* _STATED PROBLEM_
Find the number of lines below in which the word "screenshot" appears, and write that number only.

* _STORED ROWS_
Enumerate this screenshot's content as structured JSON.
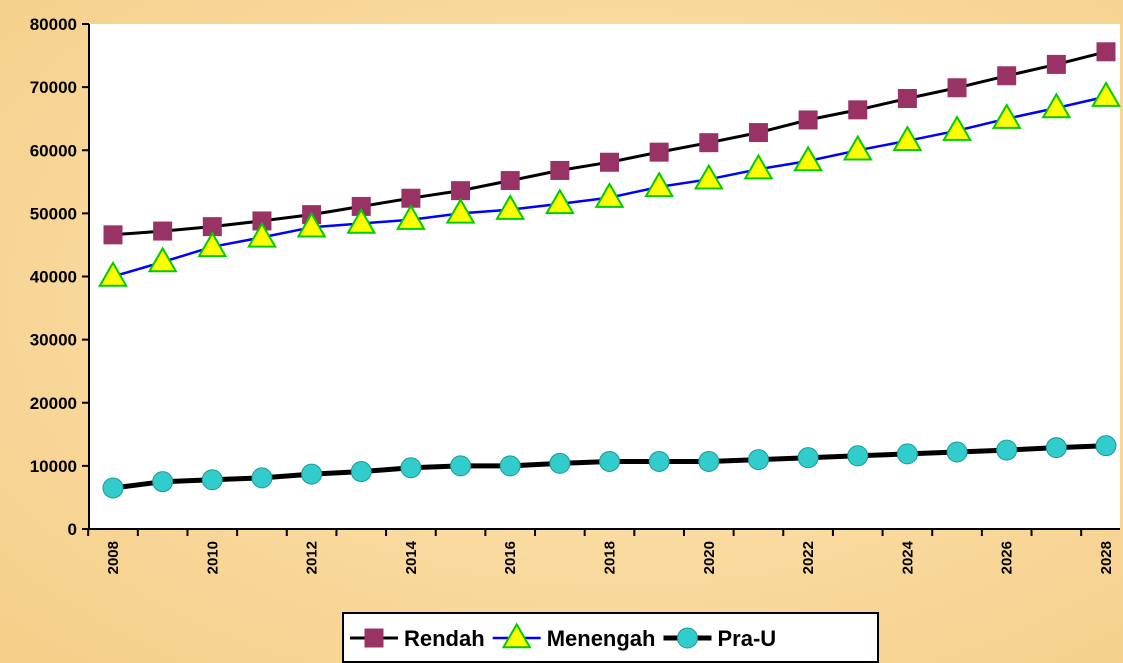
{
  "chart_data": {
    "type": "line",
    "title": "",
    "xlabel": "",
    "ylabel": "",
    "x": [
      2008,
      2009,
      2010,
      2011,
      2012,
      2013,
      2014,
      2015,
      2016,
      2017,
      2018,
      2019,
      2020,
      2021,
      2022,
      2023,
      2024,
      2025,
      2026,
      2027,
      2028
    ],
    "x_tick_labels": [
      "2008",
      "2010",
      "2012",
      "2014",
      "2016",
      "2018",
      "2020",
      "2022",
      "2024",
      "2026",
      "2028"
    ],
    "ylim": [
      0,
      80000
    ],
    "y_ticks": [
      "0",
      "10000",
      "20000",
      "30000",
      "40000",
      "50000",
      "60000",
      "70000",
      "80000"
    ],
    "grid": false,
    "legend_position": "bottom",
    "series": [
      {
        "name": "Rendah",
        "marker": "square",
        "line_color": "#000000",
        "marker_color": "#993366",
        "values": [
          46600,
          47200,
          47900,
          48800,
          49800,
          51100,
          52400,
          53600,
          55200,
          56800,
          58100,
          59700,
          61200,
          62800,
          64800,
          66400,
          68200,
          69900,
          71800,
          73600,
          75600
        ]
      },
      {
        "name": "Menengah",
        "marker": "triangle",
        "line_color": "#0000ff",
        "marker_color": "#ffff00",
        "marker_edge": "#00cc00",
        "values": [
          40000,
          42300,
          44700,
          46200,
          47800,
          48400,
          49000,
          50000,
          50600,
          51500,
          52500,
          54200,
          55400,
          57000,
          58300,
          60000,
          61500,
          63100,
          65000,
          66700,
          68500
        ]
      },
      {
        "name": "Pra-U",
        "marker": "circle",
        "line_color": "#000000",
        "marker_color": "#33cccc",
        "values": [
          6500,
          7500,
          7800,
          8100,
          8700,
          9100,
          9700,
          10000,
          10000,
          10400,
          10700,
          10700,
          10700,
          11000,
          11300,
          11600,
          11900,
          12200,
          12500,
          12900,
          13200
        ]
      }
    ]
  }
}
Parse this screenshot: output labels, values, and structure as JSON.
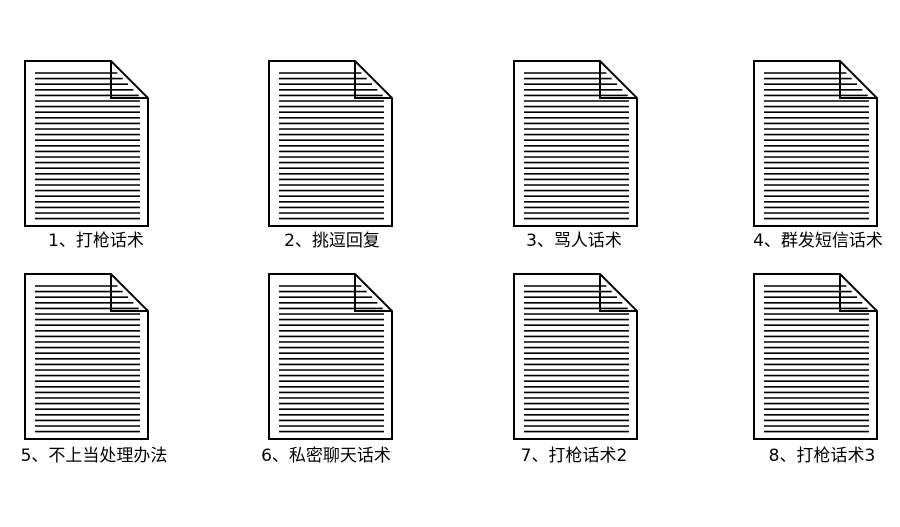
{
  "files": [
    {
      "label": "1、打枪话术",
      "icon": "document-icon"
    },
    {
      "label": "2、挑逗回复",
      "icon": "document-icon"
    },
    {
      "label": "3、骂人话术",
      "icon": "document-icon"
    },
    {
      "label": "4、群发短信话术",
      "icon": "document-icon"
    },
    {
      "label": "5、不上当处理办法",
      "icon": "document-icon"
    },
    {
      "label": "6、私密聊天话术",
      "icon": "document-icon"
    },
    {
      "label": "7、打枪话术2",
      "icon": "document-icon"
    },
    {
      "label": "8、打枪话术3",
      "icon": "document-icon"
    }
  ]
}
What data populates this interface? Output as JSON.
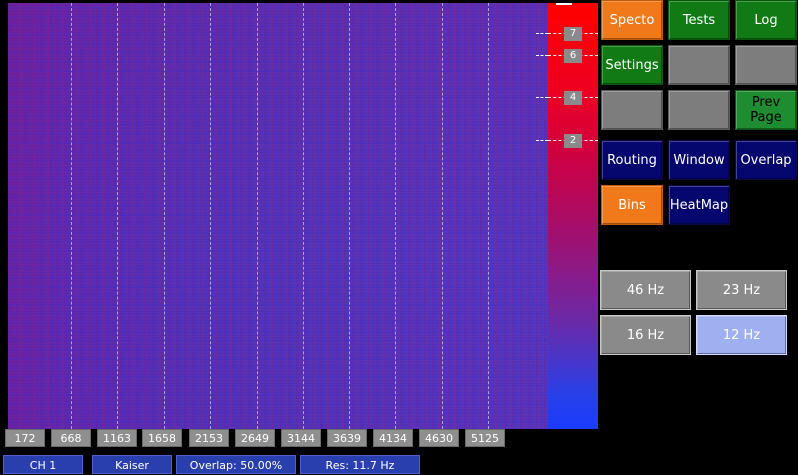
{
  "scale_markers": [
    "7",
    "6",
    "4",
    "2"
  ],
  "freq_labels": [
    "172",
    "668",
    "1163",
    "1658",
    "2153",
    "2649",
    "3144",
    "3639",
    "4134",
    "4630",
    "5125"
  ],
  "status": {
    "channel": "CH 1",
    "window": "Kaiser",
    "overlap": "Overlap: 50.00%",
    "resolution": "Res: 11.7 Hz"
  },
  "buttons": {
    "specto": "Specto",
    "tests": "Tests",
    "log": "Log",
    "settings": "Settings",
    "prev_page": "Prev Page",
    "routing": "Routing",
    "window": "Window",
    "overlap": "Overlap",
    "bins": "Bins",
    "heatmap": "HeatMap"
  },
  "resolution_options": [
    "46 Hz",
    "23 Hz",
    "16 Hz",
    "12 Hz"
  ],
  "selected_resolution": "12 Hz",
  "colors": {
    "orange": "#f07a1a",
    "green": "#117a14",
    "navy": "#06066f",
    "gray": "#7d7d7d",
    "status_blue": "#2a3fae",
    "selected_hz": "#9fb0f0"
  }
}
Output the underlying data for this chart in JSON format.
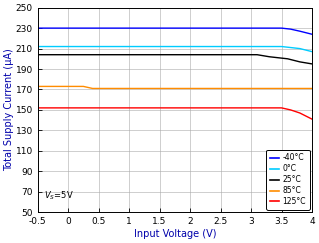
{
  "title": "",
  "xlabel": "Input Voltage (V)",
  "ylabel": "Total Supply Current (μA)",
  "vss_label": "V$_S$=5V",
  "xlim": [
    -0.5,
    4.0
  ],
  "ylim": [
    50,
    250
  ],
  "xticks": [
    -0.5,
    0,
    0.5,
    1.0,
    1.5,
    2.0,
    2.5,
    3.0,
    3.5,
    4.0
  ],
  "yticks": [
    50,
    70,
    90,
    110,
    130,
    150,
    170,
    190,
    210,
    230,
    250
  ],
  "xtick_labels": [
    "-0.5",
    "0",
    "0.5",
    "1",
    "1.5",
    "2",
    "2.5",
    "3",
    "3.5",
    "4"
  ],
  "legend_labels": [
    "-40°C",
    "0°C",
    "25°C",
    "85°C",
    "125°C"
  ],
  "legend_colors": [
    "#0000FF",
    "#00CCFF",
    "#000000",
    "#FF8C00",
    "#FF0000"
  ],
  "curves": {
    "neg40C": {
      "color": "#0000FF",
      "x": [
        -0.5,
        3.5,
        3.65,
        3.8,
        4.0
      ],
      "y": [
        230,
        230,
        229,
        227,
        224
      ]
    },
    "0C": {
      "color": "#00CCFF",
      "x": [
        -0.5,
        3.5,
        3.65,
        3.8,
        4.0
      ],
      "y": [
        212,
        212,
        211,
        210,
        207
      ]
    },
    "25C": {
      "color": "#000000",
      "x": [
        -0.5,
        3.1,
        3.3,
        3.6,
        3.8,
        4.0
      ],
      "y": [
        204,
        204,
        202,
        200,
        197,
        195
      ]
    },
    "85C": {
      "color": "#FF8C00",
      "x": [
        -0.5,
        0.25,
        0.4,
        3.7,
        4.0
      ],
      "y": [
        173,
        173,
        171,
        171,
        171
      ]
    },
    "125C": {
      "color": "#FF0000",
      "x": [
        -0.5,
        3.5,
        3.65,
        3.8,
        4.0
      ],
      "y": [
        152,
        152,
        150,
        147,
        141
      ]
    }
  },
  "background_color": "#FFFFFF",
  "label_color": "#0000AA",
  "tick_color": "#000000",
  "grid_color": "#AAAAAA",
  "fig_width": 3.19,
  "fig_height": 2.43,
  "dpi": 100
}
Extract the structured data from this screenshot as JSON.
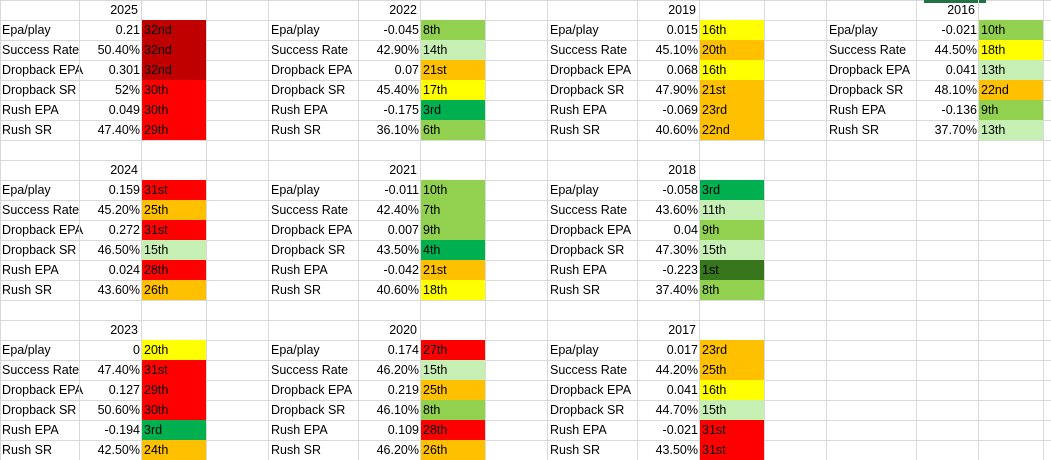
{
  "colors": {
    "dkred": "#c00000",
    "red": "#ff0000",
    "orange": "#ffc000",
    "yellow": "#ffff00",
    "ltgreen": "#c6efb4",
    "green": "#92d050",
    "dkgreen": "#00b050",
    "vdkgreen": "#38761d"
  },
  "blocks": [
    {
      "year": "2025",
      "rows": [
        {
          "label": "Epa/play",
          "value": "0.21",
          "rank": "32nd",
          "color": "dkred"
        },
        {
          "label": "Success Rate",
          "value": "50.40%",
          "rank": "32nd",
          "color": "dkred"
        },
        {
          "label": "Dropback EPA",
          "value": "0.301",
          "rank": "32nd",
          "color": "dkred"
        },
        {
          "label": "Dropback SR",
          "value": "52%",
          "rank": "30th",
          "color": "red"
        },
        {
          "label": "Rush EPA",
          "value": "0.049",
          "rank": "30th",
          "color": "red"
        },
        {
          "label": "Rush SR",
          "value": "47.40%",
          "rank": "29th",
          "color": "red"
        }
      ]
    },
    {
      "year": "2022",
      "rows": [
        {
          "label": "Epa/play",
          "value": "-0.045",
          "rank": "8th",
          "color": "green"
        },
        {
          "label": "Success Rate",
          "value": "42.90%",
          "rank": "14th",
          "color": "ltgreen"
        },
        {
          "label": "Dropback EPA",
          "value": "0.07",
          "rank": "21st",
          "color": "orange"
        },
        {
          "label": "Dropback SR",
          "value": "45.40%",
          "rank": "17th",
          "color": "yellow"
        },
        {
          "label": "Rush EPA",
          "value": "-0.175",
          "rank": "3rd",
          "color": "dkgreen"
        },
        {
          "label": "Rush SR",
          "value": "36.10%",
          "rank": "6th",
          "color": "green"
        }
      ]
    },
    {
      "year": "2019",
      "rows": [
        {
          "label": "Epa/play",
          "value": "0.015",
          "rank": "16th",
          "color": "yellow"
        },
        {
          "label": "Success Rate",
          "value": "45.10%",
          "rank": "20th",
          "color": "orange"
        },
        {
          "label": "Dropback EPA",
          "value": "0.068",
          "rank": "16th",
          "color": "yellow"
        },
        {
          "label": "Dropback SR",
          "value": "47.90%",
          "rank": "21st",
          "color": "orange"
        },
        {
          "label": "Rush EPA",
          "value": "-0.069",
          "rank": "23rd",
          "color": "orange"
        },
        {
          "label": "Rush SR",
          "value": "40.60%",
          "rank": "22nd",
          "color": "orange"
        }
      ]
    },
    {
      "year": "2016",
      "rows": [
        {
          "label": "Epa/play",
          "value": "-0.021",
          "rank": "10th",
          "color": "green"
        },
        {
          "label": "Success Rate",
          "value": "44.50%",
          "rank": "18th",
          "color": "yellow"
        },
        {
          "label": "Dropback EPA",
          "value": "0.041",
          "rank": "13th",
          "color": "ltgreen"
        },
        {
          "label": "Dropback SR",
          "value": "48.10%",
          "rank": "22nd",
          "color": "orange"
        },
        {
          "label": "Rush EPA",
          "value": "-0.136",
          "rank": "9th",
          "color": "green"
        },
        {
          "label": "Rush SR",
          "value": "37.70%",
          "rank": "13th",
          "color": "ltgreen"
        }
      ]
    },
    {
      "year": "2024",
      "rows": [
        {
          "label": "Epa/play",
          "value": "0.159",
          "rank": "31st",
          "color": "red"
        },
        {
          "label": "Success Rate",
          "value": "45.20%",
          "rank": "25th",
          "color": "orange"
        },
        {
          "label": "Dropback EPA",
          "value": "0.272",
          "rank": "31st",
          "color": "red"
        },
        {
          "label": "Dropback SR",
          "value": "46.50%",
          "rank": "15th",
          "color": "ltgreen"
        },
        {
          "label": "Rush EPA",
          "value": "0.024",
          "rank": "28th",
          "color": "red"
        },
        {
          "label": "Rush SR",
          "value": "43.60%",
          "rank": "26th",
          "color": "orange"
        }
      ]
    },
    {
      "year": "2021",
      "rows": [
        {
          "label": "Epa/play",
          "value": "-0.011",
          "rank": "10th",
          "color": "green"
        },
        {
          "label": "Success Rate",
          "value": "42.40%",
          "rank": "7th",
          "color": "green"
        },
        {
          "label": "Dropback EPA",
          "value": "0.007",
          "rank": "9th",
          "color": "green"
        },
        {
          "label": "Dropback SR",
          "value": "43.50%",
          "rank": "4th",
          "color": "dkgreen"
        },
        {
          "label": "Rush EPA",
          "value": "-0.042",
          "rank": "21st",
          "color": "orange"
        },
        {
          "label": "Rush SR",
          "value": "40.60%",
          "rank": "18th",
          "color": "yellow"
        }
      ]
    },
    {
      "year": "2018",
      "rows": [
        {
          "label": "Epa/play",
          "value": "-0.058",
          "rank": "3rd",
          "color": "dkgreen"
        },
        {
          "label": "Success Rate",
          "value": "43.60%",
          "rank": "11th",
          "color": "ltgreen"
        },
        {
          "label": "Dropback EPA",
          "value": "0.04",
          "rank": "9th",
          "color": "green"
        },
        {
          "label": "Dropback SR",
          "value": "47.30%",
          "rank": "15th",
          "color": "ltgreen"
        },
        {
          "label": "Rush EPA",
          "value": "-0.223",
          "rank": "1st",
          "color": "vdkgreen"
        },
        {
          "label": "Rush SR",
          "value": "37.40%",
          "rank": "8th",
          "color": "green"
        }
      ]
    },
    {
      "year": "2023",
      "rows": [
        {
          "label": "Epa/play",
          "value": "0",
          "rank": "20th",
          "color": "yellow"
        },
        {
          "label": "Success Rate",
          "value": "47.40%",
          "rank": "31st",
          "color": "red"
        },
        {
          "label": "Dropback EPA",
          "value": "0.127",
          "rank": "29th",
          "color": "red"
        },
        {
          "label": "Dropback SR",
          "value": "50.60%",
          "rank": "30th",
          "color": "red"
        },
        {
          "label": "Rush EPA",
          "value": "-0.194",
          "rank": "3rd",
          "color": "dkgreen"
        },
        {
          "label": "Rush SR",
          "value": "42.50%",
          "rank": "24th",
          "color": "orange"
        }
      ]
    },
    {
      "year": "2020",
      "rows": [
        {
          "label": "Epa/play",
          "value": "0.174",
          "rank": "27th",
          "color": "red"
        },
        {
          "label": "Success Rate",
          "value": "46.20%",
          "rank": "15th",
          "color": "ltgreen"
        },
        {
          "label": "Dropback EPA",
          "value": "0.219",
          "rank": "25th",
          "color": "orange"
        },
        {
          "label": "Dropback SR",
          "value": "46.10%",
          "rank": "8th",
          "color": "green"
        },
        {
          "label": "Rush EPA",
          "value": "0.109",
          "rank": "28th",
          "color": "red"
        },
        {
          "label": "Rush SR",
          "value": "46.20%",
          "rank": "26th",
          "color": "orange"
        }
      ]
    },
    {
      "year": "2017",
      "rows": [
        {
          "label": "Epa/play",
          "value": "0.017",
          "rank": "23rd",
          "color": "orange"
        },
        {
          "label": "Success Rate",
          "value": "44.20%",
          "rank": "25th",
          "color": "orange"
        },
        {
          "label": "Dropback EPA",
          "value": "0.041",
          "rank": "16th",
          "color": "yellow"
        },
        {
          "label": "Dropback SR",
          "value": "44.70%",
          "rank": "15th",
          "color": "ltgreen"
        },
        {
          "label": "Rush EPA",
          "value": "-0.021",
          "rank": "31st",
          "color": "red"
        },
        {
          "label": "Rush SR",
          "value": "43.50%",
          "rank": "31st",
          "color": "red"
        }
      ]
    }
  ]
}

* _FULL SOLUTION_
3